What you need to do
Work through the data line by line, gathering every line that has the word "school".
--- Start of Dataset entries ---
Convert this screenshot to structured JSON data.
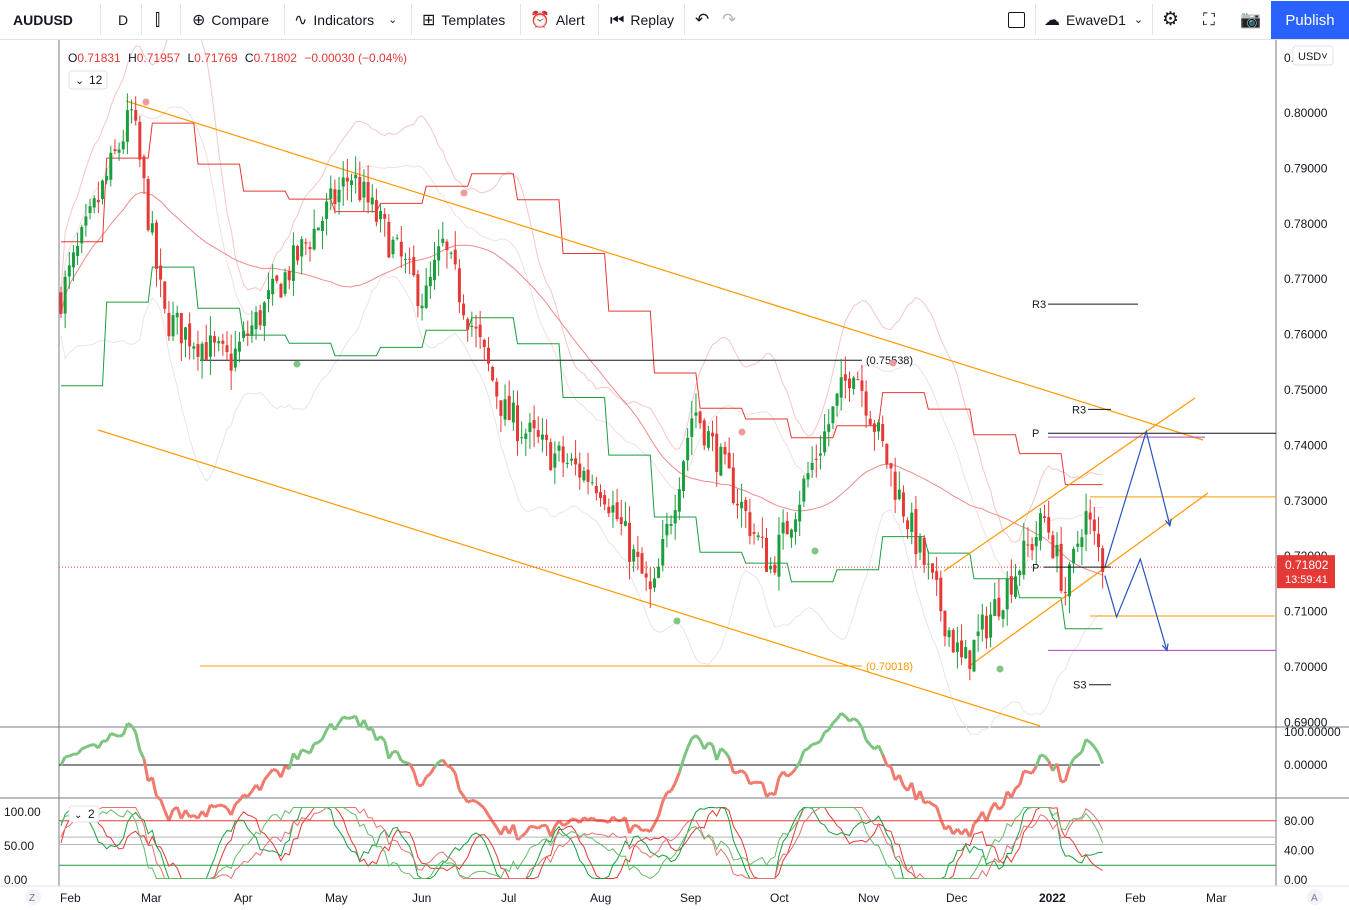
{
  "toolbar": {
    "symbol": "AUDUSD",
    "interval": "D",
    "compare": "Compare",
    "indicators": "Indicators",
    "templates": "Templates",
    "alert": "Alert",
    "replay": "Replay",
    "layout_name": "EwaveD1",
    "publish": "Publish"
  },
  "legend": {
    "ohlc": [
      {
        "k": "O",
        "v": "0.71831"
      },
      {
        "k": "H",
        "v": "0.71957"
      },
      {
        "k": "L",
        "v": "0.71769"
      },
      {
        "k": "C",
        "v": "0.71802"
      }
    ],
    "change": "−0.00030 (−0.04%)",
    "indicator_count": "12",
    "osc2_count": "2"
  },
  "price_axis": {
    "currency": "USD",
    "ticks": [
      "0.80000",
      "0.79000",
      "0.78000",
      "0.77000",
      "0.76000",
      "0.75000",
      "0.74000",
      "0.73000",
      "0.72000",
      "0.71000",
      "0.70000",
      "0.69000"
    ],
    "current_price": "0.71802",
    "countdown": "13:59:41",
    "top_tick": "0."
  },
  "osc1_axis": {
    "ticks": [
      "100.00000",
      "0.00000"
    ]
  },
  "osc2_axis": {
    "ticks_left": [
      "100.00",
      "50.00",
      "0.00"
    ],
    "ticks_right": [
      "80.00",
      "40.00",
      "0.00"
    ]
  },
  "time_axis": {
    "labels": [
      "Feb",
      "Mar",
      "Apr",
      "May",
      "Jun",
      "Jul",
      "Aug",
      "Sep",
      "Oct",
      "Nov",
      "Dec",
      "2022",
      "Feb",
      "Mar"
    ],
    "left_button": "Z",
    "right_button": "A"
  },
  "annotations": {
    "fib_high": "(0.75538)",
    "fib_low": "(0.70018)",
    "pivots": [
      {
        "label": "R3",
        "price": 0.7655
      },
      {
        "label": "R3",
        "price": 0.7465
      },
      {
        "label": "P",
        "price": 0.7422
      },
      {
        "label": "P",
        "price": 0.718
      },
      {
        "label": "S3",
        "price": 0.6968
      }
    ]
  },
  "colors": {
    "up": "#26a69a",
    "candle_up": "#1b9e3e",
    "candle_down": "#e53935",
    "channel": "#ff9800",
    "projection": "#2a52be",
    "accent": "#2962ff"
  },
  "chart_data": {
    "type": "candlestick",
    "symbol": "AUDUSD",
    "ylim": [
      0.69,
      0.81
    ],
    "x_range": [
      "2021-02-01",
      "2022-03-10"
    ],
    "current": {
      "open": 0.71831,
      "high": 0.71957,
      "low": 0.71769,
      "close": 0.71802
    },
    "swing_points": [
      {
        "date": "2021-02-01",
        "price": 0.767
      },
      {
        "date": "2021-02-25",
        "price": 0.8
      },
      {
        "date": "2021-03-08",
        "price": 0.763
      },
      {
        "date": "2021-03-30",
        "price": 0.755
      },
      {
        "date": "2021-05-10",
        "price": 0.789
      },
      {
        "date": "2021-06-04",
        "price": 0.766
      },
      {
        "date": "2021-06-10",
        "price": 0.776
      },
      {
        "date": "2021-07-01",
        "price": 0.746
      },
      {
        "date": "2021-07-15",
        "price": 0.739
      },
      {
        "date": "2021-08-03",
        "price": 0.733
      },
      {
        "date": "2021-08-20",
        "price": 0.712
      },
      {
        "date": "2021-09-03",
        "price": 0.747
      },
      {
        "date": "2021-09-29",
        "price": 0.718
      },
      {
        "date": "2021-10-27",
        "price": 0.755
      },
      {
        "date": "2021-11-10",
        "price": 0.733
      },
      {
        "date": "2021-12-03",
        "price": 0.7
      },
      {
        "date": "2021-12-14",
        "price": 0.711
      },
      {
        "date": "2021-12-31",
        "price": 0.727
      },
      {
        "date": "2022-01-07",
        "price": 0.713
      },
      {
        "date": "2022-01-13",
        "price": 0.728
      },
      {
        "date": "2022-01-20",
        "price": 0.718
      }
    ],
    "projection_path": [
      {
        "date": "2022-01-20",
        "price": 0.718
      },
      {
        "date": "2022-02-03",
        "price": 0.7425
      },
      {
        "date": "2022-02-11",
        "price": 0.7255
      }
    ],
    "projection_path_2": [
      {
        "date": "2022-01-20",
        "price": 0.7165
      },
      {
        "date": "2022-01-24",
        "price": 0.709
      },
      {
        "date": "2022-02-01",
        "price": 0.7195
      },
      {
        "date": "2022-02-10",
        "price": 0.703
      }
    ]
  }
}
--- End of Dataset entries ---
--- Start of Dataset entries ---
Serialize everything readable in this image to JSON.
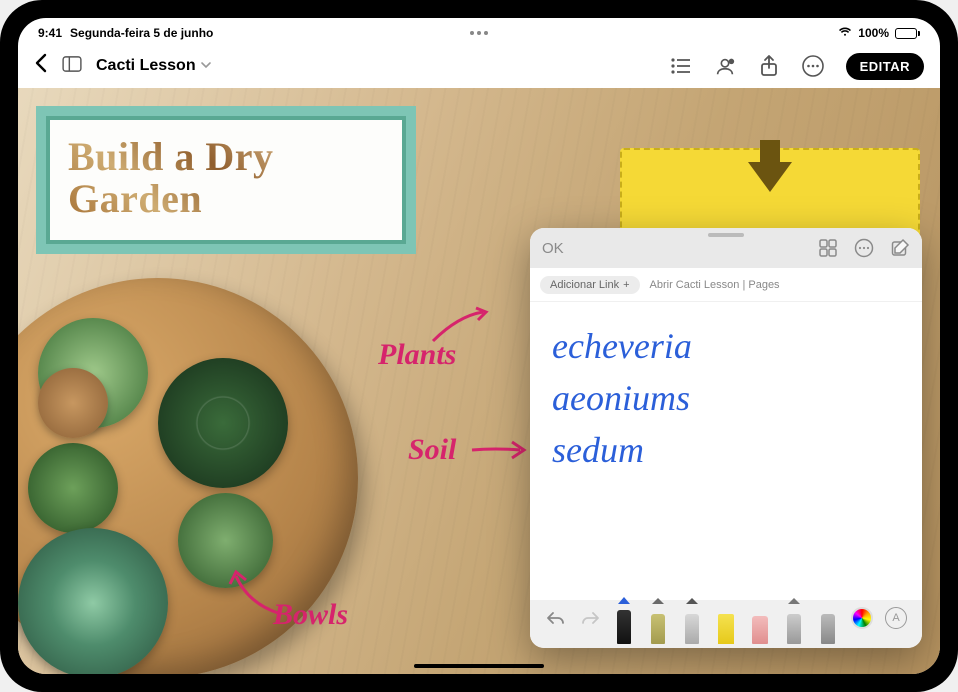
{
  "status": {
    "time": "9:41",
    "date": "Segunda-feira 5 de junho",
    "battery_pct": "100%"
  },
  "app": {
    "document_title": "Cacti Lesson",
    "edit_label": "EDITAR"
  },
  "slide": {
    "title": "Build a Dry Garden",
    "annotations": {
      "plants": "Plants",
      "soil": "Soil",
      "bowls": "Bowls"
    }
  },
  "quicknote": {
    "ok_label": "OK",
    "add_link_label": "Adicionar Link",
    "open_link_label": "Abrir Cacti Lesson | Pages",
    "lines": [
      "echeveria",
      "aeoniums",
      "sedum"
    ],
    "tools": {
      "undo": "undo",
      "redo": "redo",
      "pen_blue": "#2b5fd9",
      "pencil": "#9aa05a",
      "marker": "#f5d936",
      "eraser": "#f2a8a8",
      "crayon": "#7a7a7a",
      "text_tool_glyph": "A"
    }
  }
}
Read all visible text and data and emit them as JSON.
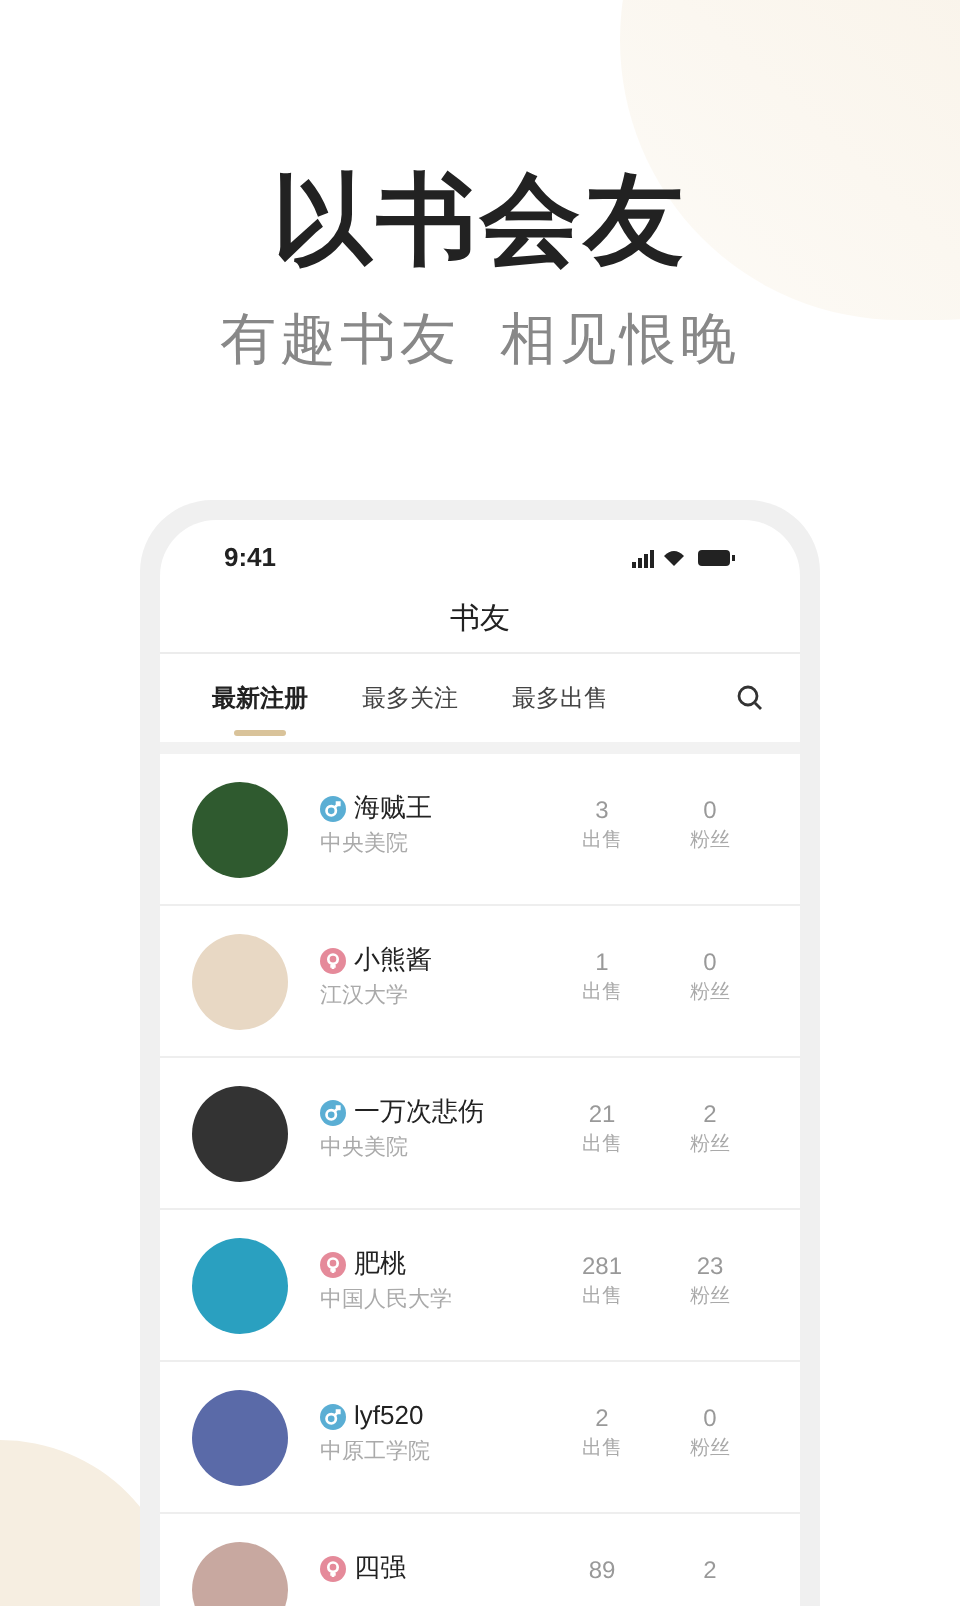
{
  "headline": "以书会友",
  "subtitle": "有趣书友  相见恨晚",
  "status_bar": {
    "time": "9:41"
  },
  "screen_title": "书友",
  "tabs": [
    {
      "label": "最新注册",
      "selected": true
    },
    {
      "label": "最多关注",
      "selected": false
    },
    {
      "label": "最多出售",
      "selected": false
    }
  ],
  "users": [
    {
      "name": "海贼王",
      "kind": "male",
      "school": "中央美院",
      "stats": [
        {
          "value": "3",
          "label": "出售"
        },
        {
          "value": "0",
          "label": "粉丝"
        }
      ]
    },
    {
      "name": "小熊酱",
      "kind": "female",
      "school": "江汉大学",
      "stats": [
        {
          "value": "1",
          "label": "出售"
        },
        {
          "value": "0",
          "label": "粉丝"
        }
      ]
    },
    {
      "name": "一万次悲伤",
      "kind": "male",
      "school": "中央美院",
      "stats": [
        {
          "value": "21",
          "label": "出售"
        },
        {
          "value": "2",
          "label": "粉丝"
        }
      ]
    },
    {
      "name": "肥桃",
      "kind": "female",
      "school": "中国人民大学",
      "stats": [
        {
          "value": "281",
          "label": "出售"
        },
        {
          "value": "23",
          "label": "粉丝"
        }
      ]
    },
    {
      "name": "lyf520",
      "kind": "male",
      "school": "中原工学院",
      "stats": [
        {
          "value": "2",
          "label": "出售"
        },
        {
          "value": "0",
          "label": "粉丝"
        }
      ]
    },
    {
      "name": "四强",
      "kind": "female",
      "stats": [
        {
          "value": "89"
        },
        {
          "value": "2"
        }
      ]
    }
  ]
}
--- End of Dataset entries ---
Task result
      "school": "中央美院",
      "school": "江汉大学",
      "school": "中央美院",
      "school": "中国人民大学",
      "school": "中原工学院",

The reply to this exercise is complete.